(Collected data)
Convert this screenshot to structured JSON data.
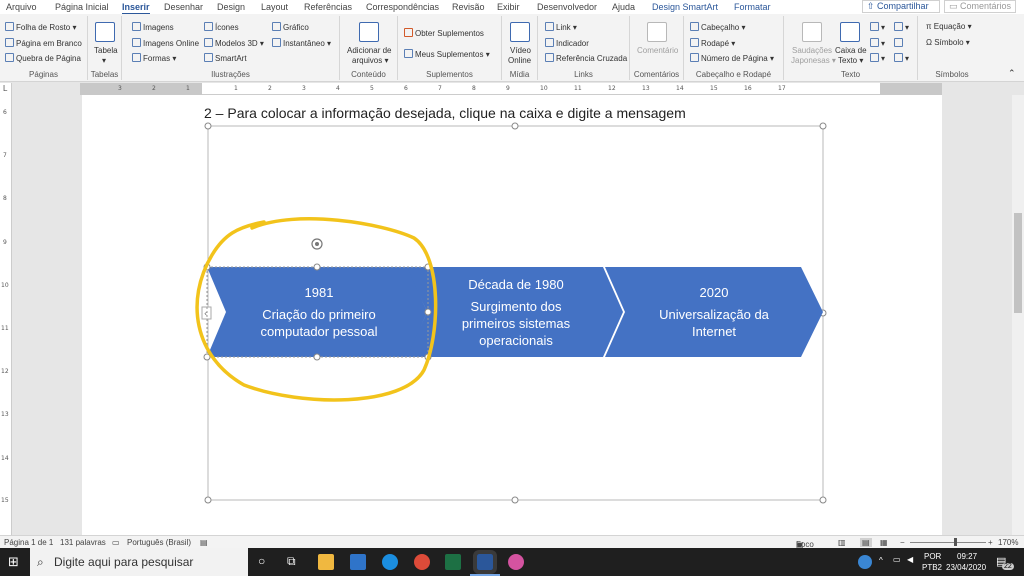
{
  "menu": {
    "tabs": [
      "Arquivo",
      "Página Inicial",
      "Inserir",
      "Desenhar",
      "Design",
      "Layout",
      "Referências",
      "Correspondências",
      "Revisão",
      "Exibir",
      "Desenvolvedor",
      "Ajuda",
      "Design SmartArt",
      "Formatar"
    ],
    "active_tab": "Inserir",
    "share": "Compartilhar",
    "comments": "Comentários"
  },
  "ribbon": {
    "paginas": {
      "label": "Páginas",
      "items": [
        "Folha de Rosto",
        "Página em Branco",
        "Quebra de Página"
      ]
    },
    "tabelas": {
      "label": "Tabelas",
      "item": "Tabela"
    },
    "ilustracoes": {
      "label": "Ilustrações",
      "items": [
        "Imagens",
        "Imagens Online",
        "Formas",
        "Ícones",
        "Modelos 3D",
        "SmartArt",
        "Gráfico",
        "Instantâneo"
      ]
    },
    "conteudo": {
      "label": "Conteúdo",
      "item1": "Adicionar de",
      "item2": "arquivos"
    },
    "suplementos": {
      "label": "Suplementos",
      "items": [
        "Obter Suplementos",
        "Meus Suplementos"
      ]
    },
    "midia": {
      "label": "Mídia",
      "item1": "Vídeo",
      "item2": "Online"
    },
    "links": {
      "label": "Links",
      "items": [
        "Link",
        "Indicador",
        "Referência Cruzada"
      ]
    },
    "comentarios": {
      "label": "Comentários",
      "item": "Comentário"
    },
    "cabecalho": {
      "label": "Cabeçalho e Rodapé",
      "items": [
        "Cabeçalho",
        "Rodapé",
        "Número de Página"
      ]
    },
    "texto": {
      "label": "Texto",
      "saud1": "Saudações",
      "saud2": "Japonesas",
      "caixa1": "Caixa de",
      "caixa2": "Texto"
    },
    "simbolos": {
      "label": "Símbolos",
      "items": [
        "Equação",
        "Símbolo"
      ]
    }
  },
  "ruler": {
    "h_ticks": [
      "3",
      "2",
      "1",
      "1",
      "2",
      "3",
      "4",
      "5",
      "6",
      "7",
      "8",
      "9",
      "10",
      "11",
      "12",
      "13",
      "14",
      "15",
      "16",
      "17"
    ],
    "v_ticks": [
      "6",
      "7",
      "8",
      "9",
      "10",
      "11",
      "12",
      "13",
      "14",
      "15"
    ]
  },
  "document": {
    "instruction": "2 – Para colocar a informação desejada, clique na caixa e digite a mensagem"
  },
  "smartart": {
    "items": [
      {
        "year": "1981",
        "line1": "Criação do primeiro",
        "line2": "computador pessoal"
      },
      {
        "year": "Década de 1980",
        "line1": "Surgimento dos",
        "line2": "primeiros sistemas",
        "line3": "operacionais"
      },
      {
        "year": "2020",
        "line1": "Universalização da",
        "line2": "Internet"
      }
    ],
    "fill_color": "#4472c4",
    "highlight_color": "#f2c31b"
  },
  "status": {
    "page": "Página 1 de 1",
    "words": "131 palavras",
    "language": "Português (Brasil)",
    "focus": "Foco",
    "zoom": "170%"
  },
  "taskbar": {
    "search_placeholder": "Digite aqui para pesquisar",
    "lang1": "POR",
    "lang2": "PTB2",
    "time": "09:27",
    "date": "23/04/2020",
    "notif_count": "22"
  }
}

WHAT THE EXERCISE ASKS
Find the word "Cabeçalho" in the entries, and copy every line it shows up in.

THE RESULT
      "label": "Cabeçalho e Rodapé",
        "Cabeçalho",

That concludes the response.